* Start *
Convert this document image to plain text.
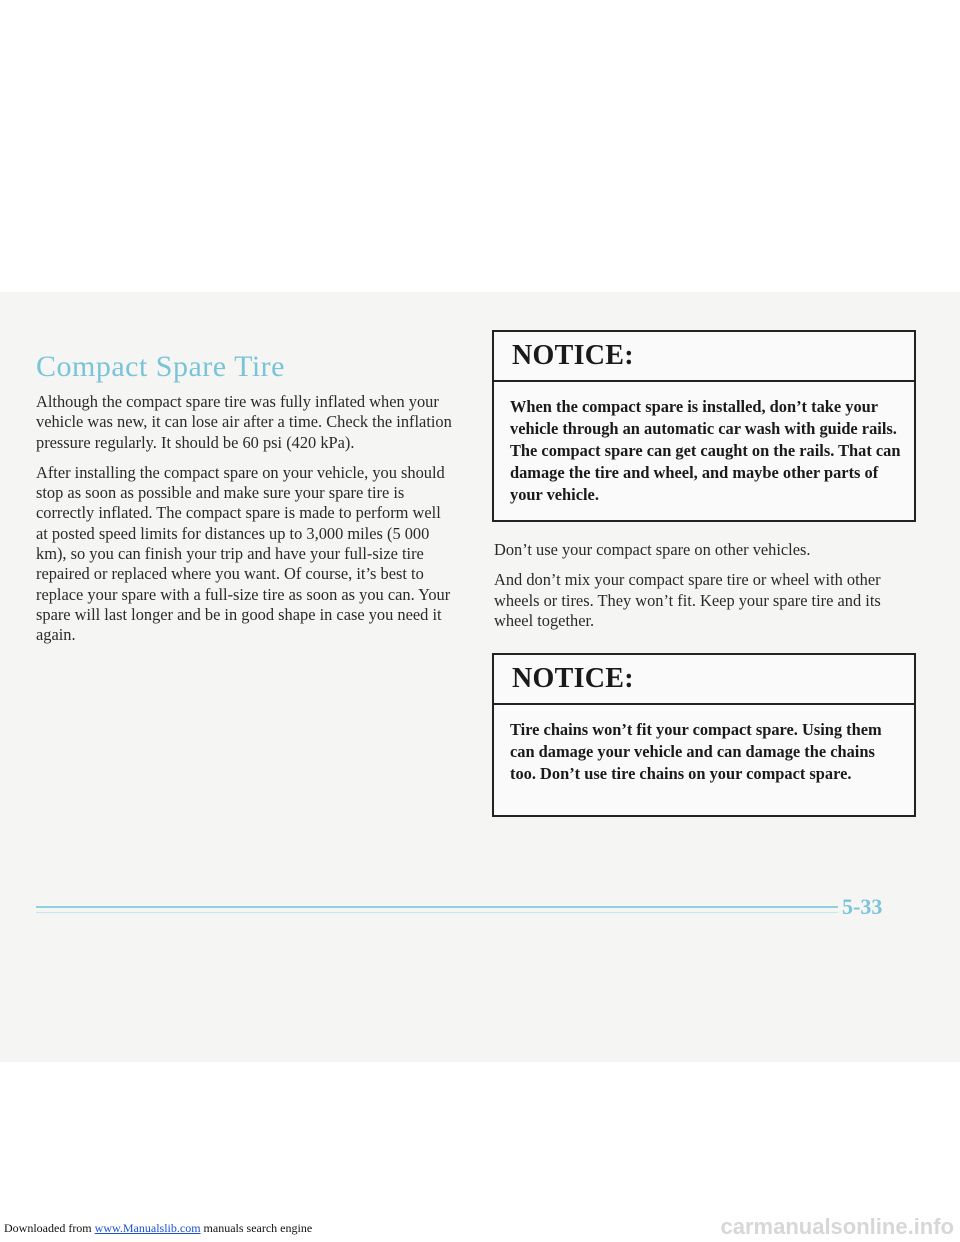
Compact Spare Tire

Although the compact spare tire was fully inflated when your vehicle was new, it can lose air after a time. Check the inflation pressure regularly. It should be 60 psi (420 kPa).

After installing the compact spare on your vehicle, you should stop as soon as possible and make sure your spare tire is correctly inflated. The compact spare is made to perform well at posted speed limits for distances up to 3,000 miles (5 000 km), so you can finish your trip and have your full-size tire repaired or replaced where you want. Of course, it’s best to replace your spare with a full-size tire as soon as you can. Your spare will last longer and be in good shape in case you need it again.

NOTICE:
When the compact spare is installed, don’t take your vehicle through an automatic car wash with guide rails. The compact spare can get caught on the rails. That can damage the tire and wheel, and maybe other parts of your vehicle.

Don’t use your compact spare on other vehicles.

And don’t mix your compact spare tire or wheel with other wheels or tires. They won’t fit. Keep your spare tire and its wheel together.

NOTICE:
Tire chains won’t fit your compact spare. Using them can damage your vehicle and can damage the chains too. Don’t use tire chains on your compact spare.
5-33
Downloaded from www.Manualslib.com manuals search engine	carmanualsonline.info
* End *
Copy all the entries word for word. Omit any pictures.

Convert this document image to plain text.
Compact Spare Tire

Although the compact spare tire was fully inflated when your vehicle was new, it can lose air after a time. Check the inflation pressure regularly. It should be 60 psi (420 kPa).

After installing the compact spare on your vehicle, you should stop as soon as possible and make sure your spare tire is correctly inflated. The compact spare is made to perform well at posted speed limits for distances up to 3,000 miles (5 000 km), so you can finish your trip and have your full-size tire repaired or replaced where you want. Of course, it’s best to replace your spare with a full-size tire as soon as you can. Your spare will last longer and be in good shape in case you need it again.

NOTICE:
When the compact spare is installed, don’t take your vehicle through an automatic car wash with guide rails. The compact spare can get caught on the rails. That can damage the tire and wheel, and maybe other parts of your vehicle.

Don’t use your compact spare on other vehicles.

And don’t mix your compact spare tire or wheel with other wheels or tires. They won’t fit. Keep your spare tire and its wheel together.

NOTICE:
Tire chains won’t fit your compact spare. Using them can damage your vehicle and can damage the chains too. Don’t use tire chains on your compact spare.
5-33
Downloaded from www.Manualslib.com manuals search engine	carmanualsonline.info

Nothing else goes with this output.